## Begin EXCERPTED RECORDS

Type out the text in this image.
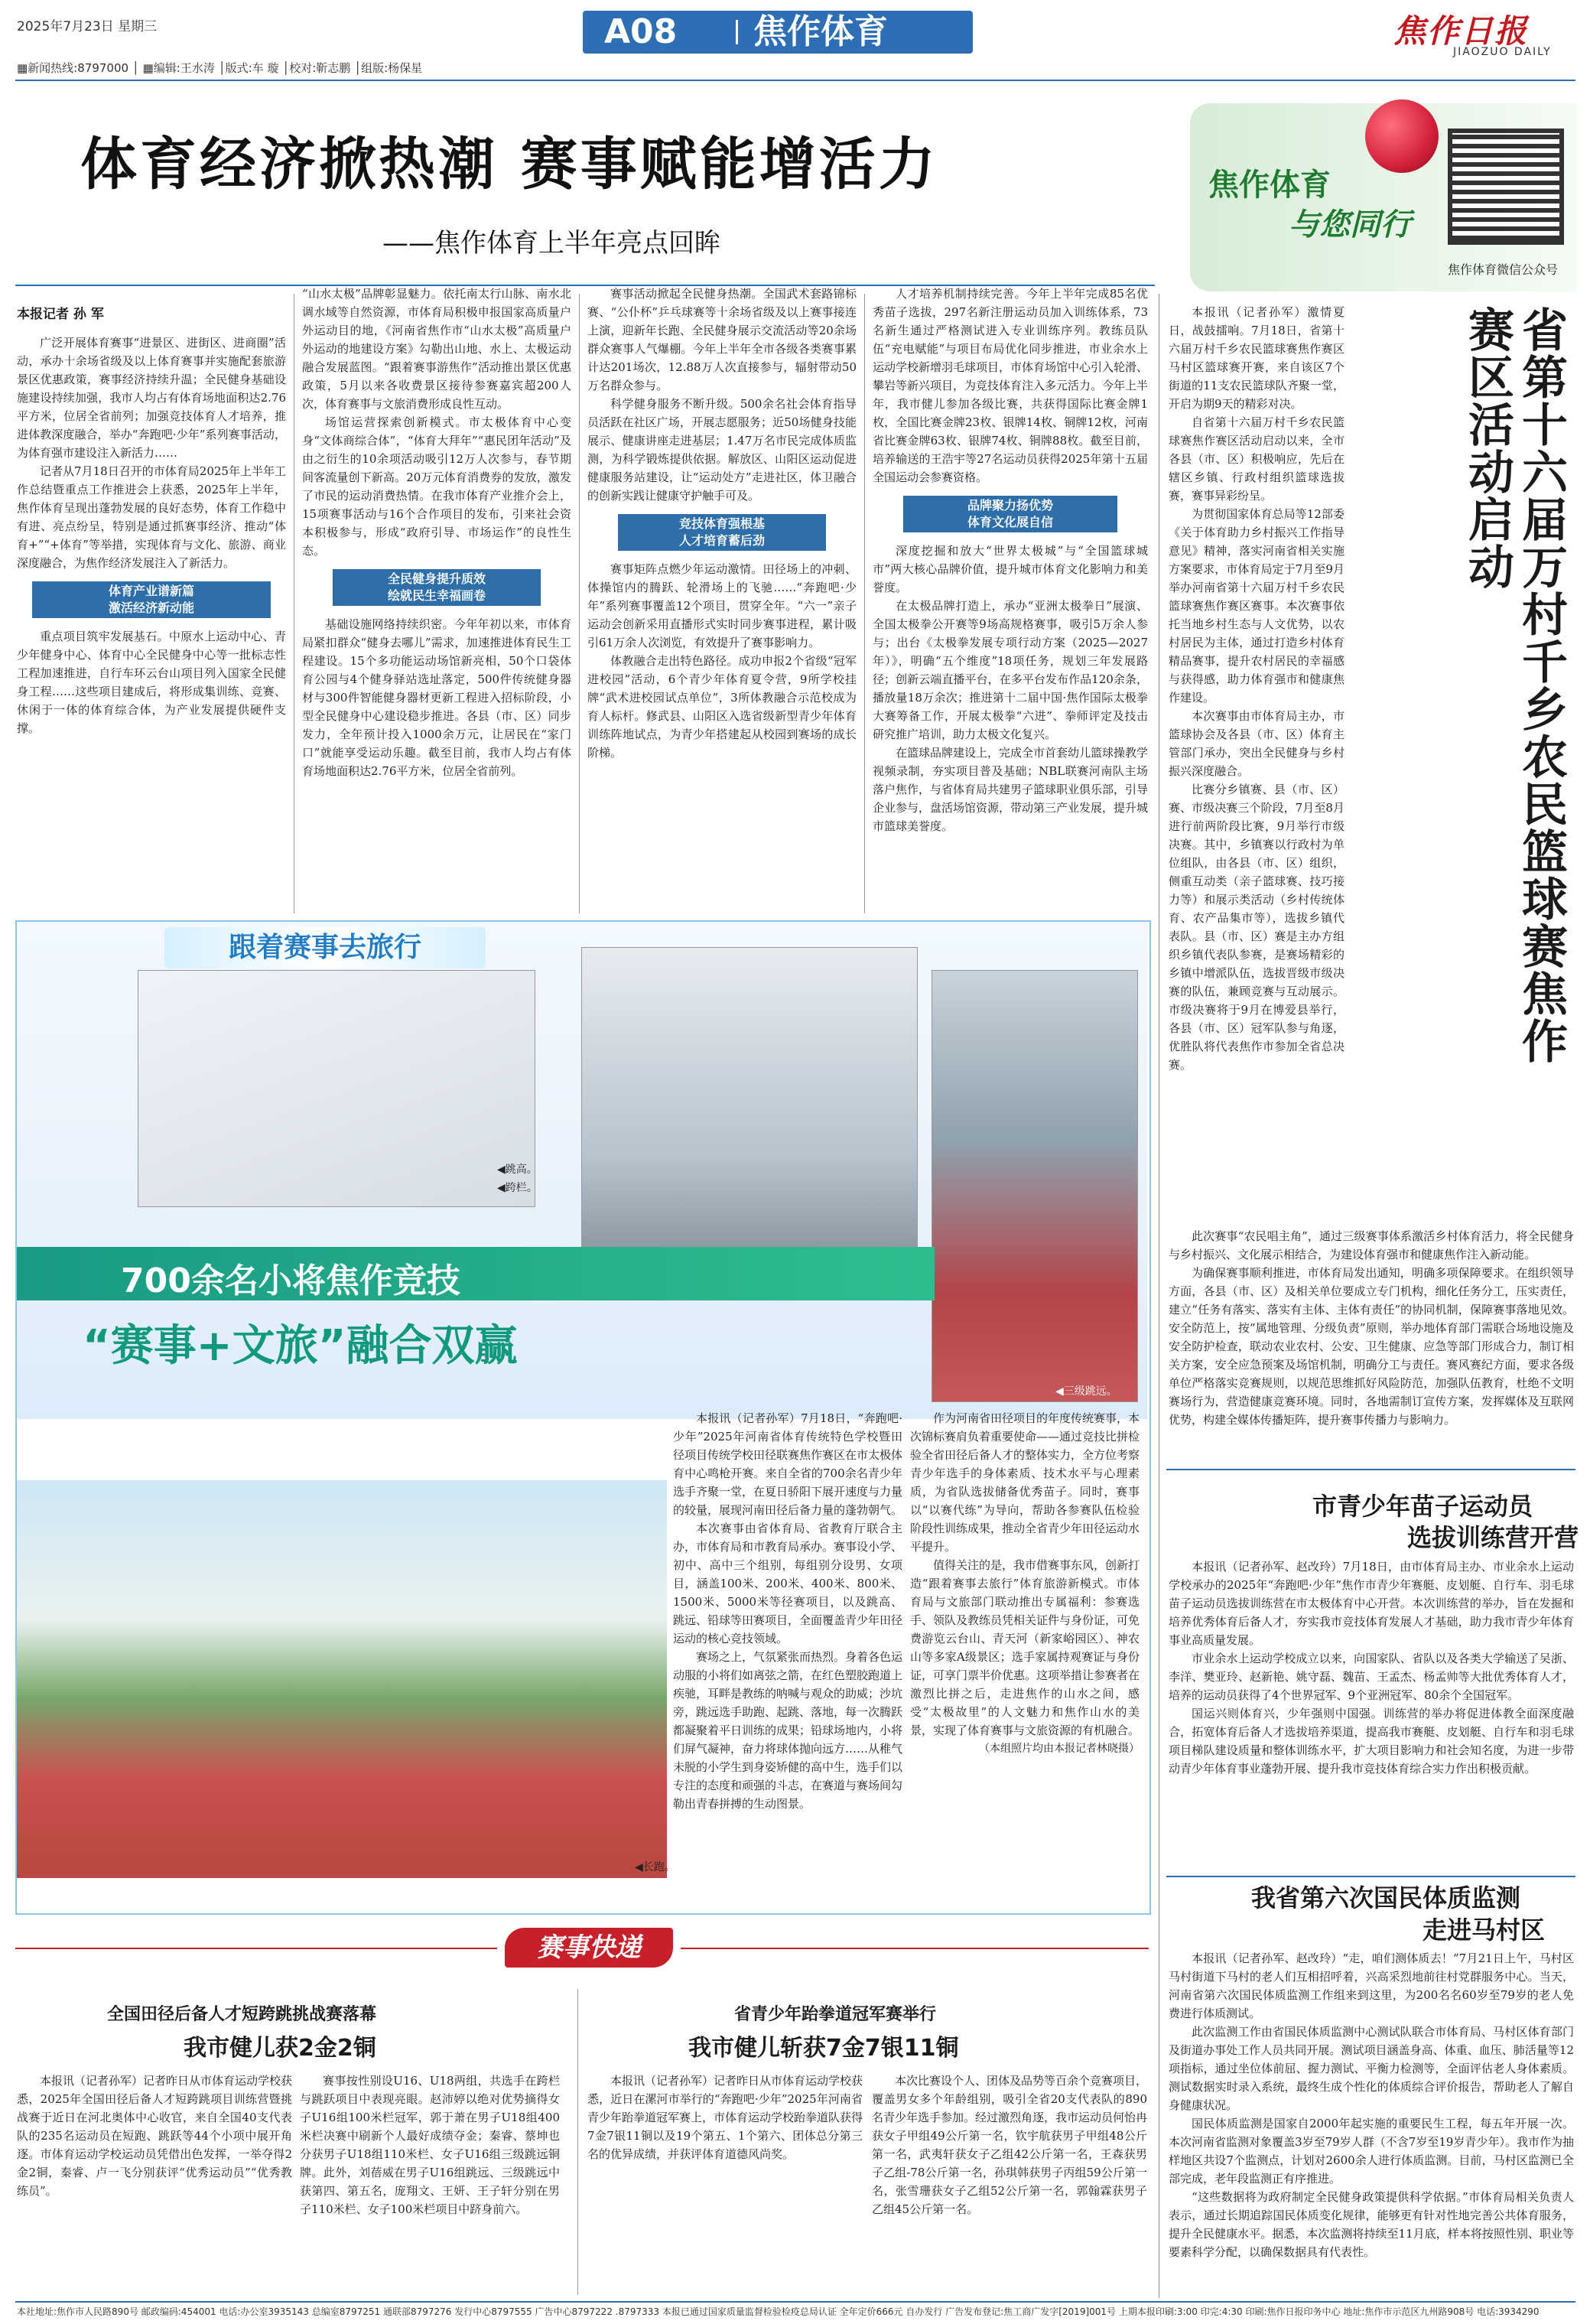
2025年7月23日 星期三	A08 焦作体育	焦作日报
JIAOZUO DAILY
▦新闻热线:8797000 │ ▦编辑:王水涛 │版式:车 璇 │校对:靳志鹏 │组版:杨保星
体育经济掀热潮 赛事赋能增活力
——焦作体育上半年亮点回眸
焦作体育
与您同行
焦作体育微信公众号
本报记者 孙 军

广泛开展体育赛事“进景区、进街区、进商圈”活动，承办十余场省级及以上体育赛事并实施配套旅游景区优惠政策，赛事经济持续升温；全民健身基础设施建设持续加强，我市人均占有体育场地面积达2.76平方米，位居全省前列；加强竞技体育人才培养，推进体教深度融合，举办“奔跑吧·少年”系列赛事活动，为体育强市建设注入新活力……

记者从7月18日召开的市体育局2025年上半年工作总结暨重点工作推进会上获悉，2025年上半年，焦作体育呈现出蓬勃发展的良好态势，体育工作稳中有进、亮点纷呈，特别是通过抓赛事经济、推动“体育+”“+体育”等举措，实现体育与文化、旅游、商业深度融合，为焦作经济发展注入了新活力。

体育产业谱新篇
激活经济新动能

重点项目筑牢发展基石。中原水上运动中心、青少年健身中心、体育中心全民健身中心等一批标志性工程加速推进，自行车环云台山项目列入国家全民健身工程……这些项目建成后，将形成集训练、竞赛、休闲于一体的体育综合体，为产业发展提供硬件支撑。

“山水太极”品牌彰显魅力。依托南太行山脉、南水北调水域等自然资源，市体育局积极申报国家高质量户外运动目的地，《河南省焦作市“山水太极”高质量户外运动的地建设方案》勾勒出山地、水上、太极运动融合发展蓝图。“跟着赛事游焦作”活动推出景区优惠政策，5月以来各收费景区接待参赛嘉宾超200人次，体育赛事与文旅消费形成良性互动。

场馆运营探索创新模式。市太极体育中心变身“文体商综合体”，“体育大拜年”“惠民团年活动”及由之衍生的10余项活动吸引12万人次参与，春节期间客流量创下新高。20万元体育消费券的发放，激发了市民的运动消费热情。在我市体育产业推介会上，15项赛事活动与16个合作项目的发布，引来社会资本积极参与，形成“政府引导、市场运作”的良性生态。

全民健身提升质效
绘就民生幸福画卷

基础设施网络持续织密。今年年初以来，市体育局紧扣群众“健身去哪儿”需求，加速推进体育民生工程建设。15个多功能运动场馆新亮相，50个口袋体育公园与4个健身驿站选址落定，500件传统健身器材与300件智能健身器材更新工程进入招标阶段，小型全民健身中心建设稳步推进。各县（市、区）同步发力，全年预计投入1000余万元，让居民在“家门口”就能享受运动乐趣。截至目前，我市人均占有体育场地面积达2.76平方米，位居全省前列。

赛事活动掀起全民健身热潮。全国武术套路锦标赛、“公仆杯”乒乓球赛等十余场省级及以上赛事接连上演，迎新年长跑、全民健身展示交流活动等20余场群众赛事人气爆棚。今年上半年全市各级各类赛事累计达201场次，12.88万人次直接参与，辐射带动50万名群众参与。

科学健身服务不断升级。500余名社会体育指导员活跃在社区广场，开展志愿服务；近50场健身技能展示、健康讲座走进基层；1.47万名市民完成体质监测，为科学锻炼提供依据。解放区、山阳区运动促进健康服务站建设，让“运动处方”走进社区，体卫融合的创新实践让健康守护触手可及。

竞技体育强根基
人才培育蓄后劲

赛事矩阵点燃少年运动激情。田径场上的冲刺、体操馆内的腾跃、轮滑场上的飞驰……“奔跑吧·少年”系列赛事覆盖12个项目，贯穿全年。“六一”亲子运动会创新采用直播形式实时同步赛事进程，累计吸引61万余人次浏览，有效提升了赛事影响力。

体教融合走出特色路径。成功申报2个省级“冠军进校园”活动，6个青少年体育夏令营，9所学校挂牌“武术进校园试点单位”，3所体教融合示范校成为育人标杆。修武县、山阳区入选省级新型青少年体育训练阵地试点，为青少年搭建起从校园到赛场的成长阶梯。

人才培养机制持续完善。今年上半年完成85名优秀苗子选拔，297名新注册运动员加入训练体系，73名新生通过严格测试进入专业训练序列。教练员队伍“充电赋能”与项目布局优化同步推进，市业余水上运动学校新增羽毛球项目，市体育场馆中心引入轮滑、攀岩等新兴项目，为竞技体育注入多元活力。今年上半年，我市健儿参加各级比赛，共获得国际比赛金牌1枚，全国比赛金牌23枚、银牌14枚、铜牌12枚，河南省比赛金牌63枚、银牌74枚、铜牌88枚。截至目前，培养输送的王浩宇等27名运动员获得2025年第十五届全国运动会参赛资格。

品牌聚力扬优势
体育文化展自信

深度挖掘和放大“世界太极城”与“全国篮球城市”两大核心品牌价值，提升城市体育文化影响力和美誉度。

在太极品牌打造上，承办“亚洲太极拳日”展演、全国太极拳公开赛等9场高规格赛事，吸引5万余人参与；出台《太极拳发展专项行动方案（2025—2027年）》，明确“五个维度”18项任务，规划三年发展路径；创新云端直播平台，在多平台发布作品120余条，播放量18万余次；推进第十二届中国·焦作国际太极拳大赛筹备工作，开展太极拳“六进”、拳师评定及技击研究推广培训，助力太极文化复兴。

在篮球品牌建设上，完成全市首套幼儿篮球操教学视频录制，夯实项目普及基础；NBL联赛河南队主场落户焦作，与省体育局共建男子篮球职业俱乐部，引导企业参与，盘活场馆资源，带动第三产业发展，提升城市篮球美誉度。

跟着赛事去旅行
◀跳高。
◀跨栏。
◀三级跳远。
700余名小将焦作竞技
“赛事+文旅”融合双赢
◀长跑。

本报讯（记者孙军）7月18日，“奔跑吧·少年”2025年河南省体育传统特色学校暨田径项目传统学校田径联赛焦作赛区在市太极体育中心鸣枪开赛。来自全省的700余名青少年选手齐聚一堂，在夏日骄阳下展开速度与力量的较量，展现河南田径后备力量的蓬勃朝气。

本次赛事由省体育局、省教育厅联合主办，市体育局和市教育局承办。赛事设小学、初中、高中三个组别，每组别分设男、女项目，涵盖100米、200米、400米、800米、1500米、5000米等径赛项目，以及跳高、跳远、铅球等田赛项目，全面覆盖青少年田径运动的核心竞技领域。

赛场之上，气氛紧张而热烈。身着各色运动服的小将们如离弦之箭，在红色塑胶跑道上疾驰，耳畔是教练的呐喊与观众的助威；沙坑旁，跳远选手助跑、起跳、落地，每一次腾跃都凝聚着平日训练的成果；铅球场地内，小将们屏气凝神，奋力将球体抛向远方……从稚气未脱的小学生到身姿矫健的高中生，选手们以专注的态度和顽强的斗志，在赛道与赛场间勾勒出青春拼搏的生动图景。

作为河南省田径项目的年度传统赛事，本次锦标赛肩负着重要使命——通过竞技比拼检验全省田径后备人才的整体实力，全方位考察青少年选手的身体素质、技术水平与心理素质，为省队选拔储备优秀苗子。同时，赛事以“以赛代练”为导向，帮助各参赛队伍检验阶段性训练成果，推动全省青少年田径运动水平提升。

值得关注的是，我市借赛事东风，创新打造“跟着赛事去旅行”体育旅游新模式。市体育局与文旅部门联动推出专属福利：参赛选手、领队及教练员凭相关证件与身份证，可免费游览云台山、青天河（新家峪园区）、神农山等多家A级景区；选手家属持观赛证与身份证，可享门票半价优惠。这项举措让参赛者在激烈比拼之后，走进焦作的山水之间，感受“太极故里”的人文魅力和焦作山水的美景，实现了体育赛事与文旅资源的有机融合。

（本组照片均由本报记者林晓摄）

赛事快递
全国田径后备人才短跨跳挑战赛落幕
我市健儿获2金2铜

本报讯（记者孙军）记者昨日从市体育运动学校获悉，2025年全国田径后备人才短跨跳项目训练营暨挑战赛于近日在河北奥体中心收官，来自全国40支代表队的235名运动员在短跑、跳跃等44个小项中展开角逐。市体育运动学校运动员凭借出色发挥，一举夺得2金2铜，秦睿、卢一飞分别获评“优秀运动员”“优秀教练员”。

赛事按性别设U16、U18两组，共选手在跨栏与跳跃项目中表现亮眼。赵沛婷以绝对优势摘得女子U16组100米栏冠军，郭于萧在男子U18组400米栏决赛中刷新个人最好成绩夺金；秦睿、蔡坤也分获男子U18组110米栏、女子U16组三级跳远铜牌。此外，刘蓓威在男子U16组跳远、三级跳远中获第四、第五名，庞翔文、王妍、王子轩分别在男子110米栏、女子100米栏项目中跻身前六。

省青少年跆拳道冠军赛举行
我市健儿斩获7金7银11铜

本报讯（记者孙军）记者昨日从市体育运动学校获悉，近日在漯河市举行的“奔跑吧·少年”2025年河南省青少年跆拳道冠军赛上，市体育运动学校跆拳道队获得7金7银11铜以及19个第五、1个第六、团体总分第三名的优异成绩，并获评体育道德风尚奖。

本次比赛设个人、团体及品势等百余个竞赛项目，覆盖男女多个年龄组别，吸引全省20支代表队的890名青少年选手参加。经过激烈角逐，我市运动员何怡冉获女子甲组49公斤第一名，钦宇航获男子甲组48公斤第一名，武夷轩获女子乙组42公斤第一名，王森获男子乙组-78公斤第一名，孙琪韩获男子丙组59公斤第一名，张雪珊获女子乙组52公斤第一名，郭翰霖获男子乙组45公斤第一名。

省第十六届万村千乡农民篮球赛焦作赛区活动启动

本报讯（记者孙军）激情夏日，战鼓擂响。7月18日，省第十六届万村千乡农民篮球赛焦作赛区马村区篮球赛开赛，来自该区7个街道的11支农民篮球队齐聚一堂，开启为期9天的精彩对决。

自省第十六届万村千乡农民篮球赛焦作赛区活动启动以来，全市各县（市、区）积极响应，先后在辖区乡镇、行政村组织篮球选拔赛，赛事异彩纷呈。

为贯彻国家体育总局等12部委《关于体育助力乡村振兴工作指导意见》精神，落实河南省相关实施方案要求，市体育局定于7月至9月举办河南省第十六届万村千乡农民篮球赛焦作赛区赛事。本次赛事依托当地乡村生态与人文优势，以农村居民为主体，通过打造乡村体育精品赛事，提升农村居民的幸福感与获得感，助力体育强市和健康焦作建设。

本次赛事由市体育局主办，市篮球协会及各县（市、区）体育主管部门承办，突出全民健身与乡村振兴深度融合。

比赛分乡镇赛、县（市、区）赛、市级决赛三个阶段，7月至8月进行前两阶段比赛，9月举行市级决赛。其中，乡镇赛以行政村为单位组队，由各县（市、区）组织，侧重互动类（亲子篮球赛、技巧接力等）和展示类活动（乡村传统体育、农产品集市等），选拔乡镇代表队。县（市、区）赛是主办方组织乡镇代表队参赛，是赛场精彩的乡镇中增派队伍，选拔晋级市级决赛的队伍，兼顾竞赛与互动展示。市级决赛将于9月在博爱县举行，各县（市、区）冠军队参与角逐，优胜队将代表焦作市参加全省总决赛。

此次赛事“农民唱主角”，通过三级赛事体系激活乡村体育活力，将全民健身与乡村振兴、文化展示相结合，为建设体育强市和健康焦作注入新动能。

为确保赛事顺利推进，市体育局发出通知，明确多项保障要求。在组织领导方面，各县（市、区）及相关单位要成立专门机构，细化任务分工，压实责任，建立“任务有落实、落实有主体、主体有责任”的协同机制，保障赛事落地见效。安全防范上，按“属地管理、分级负责”原则，举办地体育部门需联合场地设施及安全防护检查，联动农业农村、公安、卫生健康、应急等部门形成合力，制订相关方案，安全应急预案及场馆机制，明确分工与责任。赛风赛纪方面，要求各级单位严格落实竞赛规则，以规范思维抓好风险防范，加强队伍教育，杜绝不文明赛场行为，营造健康竞赛环境。同时，各地需制订宣传方案，发挥媒体及互联网优势，构建全媒体传播矩阵，提升赛事传播力与影响力。

市青少年苗子运动员
选拔训练营开营

本报讯（记者孙军、赵改玲）7月18日，由市体育局主办、市业余水上运动学校承办的2025年“奔跑吧·少年”焦作市青少年赛艇、皮划艇、自行车、羽毛球苗子运动员选拔训练营在市太极体育中心开营。本次训练营的举办，旨在发掘和培养优秀体育后备人才，夯实我市竞技体育发展人才基础，助力我市青少年体育事业高质量发展。

市业余水上运动学校成立以来，向国家队、省队以及各类大学输送了吴浙、李洋、樊亚玲、赵新艳、姚守磊、魏苗、王孟杰、杨孟帅等大批优秀体育人才，培养的运动员获得了4个世界冠军、9个亚洲冠军、80余个全国冠军。

国运兴则体育兴，少年强则中国强。训练营的举办将促进体教全面深度融合，拓宽体育后备人才选拔培养渠道，提高我市赛艇、皮划艇、自行车和羽毛球项目梯队建设质量和整体训练水平，扩大项目影响力和社会知名度，为进一步带动青少年体育事业蓬勃开展、提升我市竞技体育综合实力作出积极贡献。

我省第六次国民体质监测
走进马村区

本报讯（记者孙军、赵改玲）“走，咱们测体质去！”7月21日上午，马村区马村街道下马村的老人们互相招呼着，兴高采烈地前往村党群服务中心。当天，河南省第六次国民体质监测工作组来到这里，为200名名60岁至79岁的老人免费进行体质测试。

此次监测工作由省国民体质监测中心测试队联合市体育局、马村区体育部门及街道办事处工作人员共同开展。测试项目涵盖身高、体重、血压、肺活量等12项指标，通过坐位体前屈、握力测试、平衡力检测等，全面评估老人身体素质。测试数据实时录入系统，最终生成个性化的体质综合评价报告，帮助老人了解自身健康状况。

国民体质监测是国家自2000年起实施的重要民生工程，每五年开展一次。本次河南省监测对象覆盖3岁至79岁人群（不含7岁至19岁青少年）。我市作为抽样地区共设7个监测点，计划对2600余人进行体质监测。目前，马村区监测已全部完成，老年段监测正有序推进。

“这些数据将为政府制定全民健身政策提供科学依据。”市体育局相关负责人表示，通过长期追踪国民体质变化规律，能够更有针对性地完善公共体育服务，提升全民健康水平。据悉，本次监测将持续至11月底，样本将按照性别、职业等要素科学分配，以确保数据具有代表性。

本社地址:焦作市人民路890号 邮政编码:454001 电话:办公室3935143 总编室8797251 通联部8797276 发行中心8797555 广告中心8797222 .8797333 本报已通过国家质量监督检验检疫总局认证 全年定价666元 自办发行 广告发布登记:焦工商广发字[2019]001号 上期本报印刷:3:00 印完:4:30 印刷:焦作日报印务中心 地址:焦作市示范区九州路908号 电话:3934290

## End EXCERPTED RECORDS

• _REQUIREMENT_
Which lines hold the word "位居全省前列"? Return all of them from the records above.

• _RESULT OF THIS TASK_
广泛开展体育赛事“进景区、进街区、进商圈”活动，承办十余场省级及以上体育赛事并实施配套旅游景区优惠政策，赛事经济持续升温；全民健身基础设施建设持续加强，我市人均占有体育场地面积达2.76平方米，位居全省前列；加强竞技体育人才培养，推进体教深度融合，举办“奔跑吧·少年”系列赛事活动，为体育强市建设注入新活力……
基础设施网络持续织密。今年年初以来，市体育局紧扣群众“健身去哪儿”需求，加速推进体育民生工程建设。15个多功能运动场馆新亮相，50个口袋体育公园与4个健身驿站选址落定，500件传统健身器材与300件智能健身器材更新工程进入招标阶段，小型全民健身中心建设稳步推进。各县（市、区）同步发力，全年预计投入1000余万元，让居民在“家门口”就能享受运动乐趣。截至目前，我市人均占有体育场地面积达2.76平方米，位居全省前列。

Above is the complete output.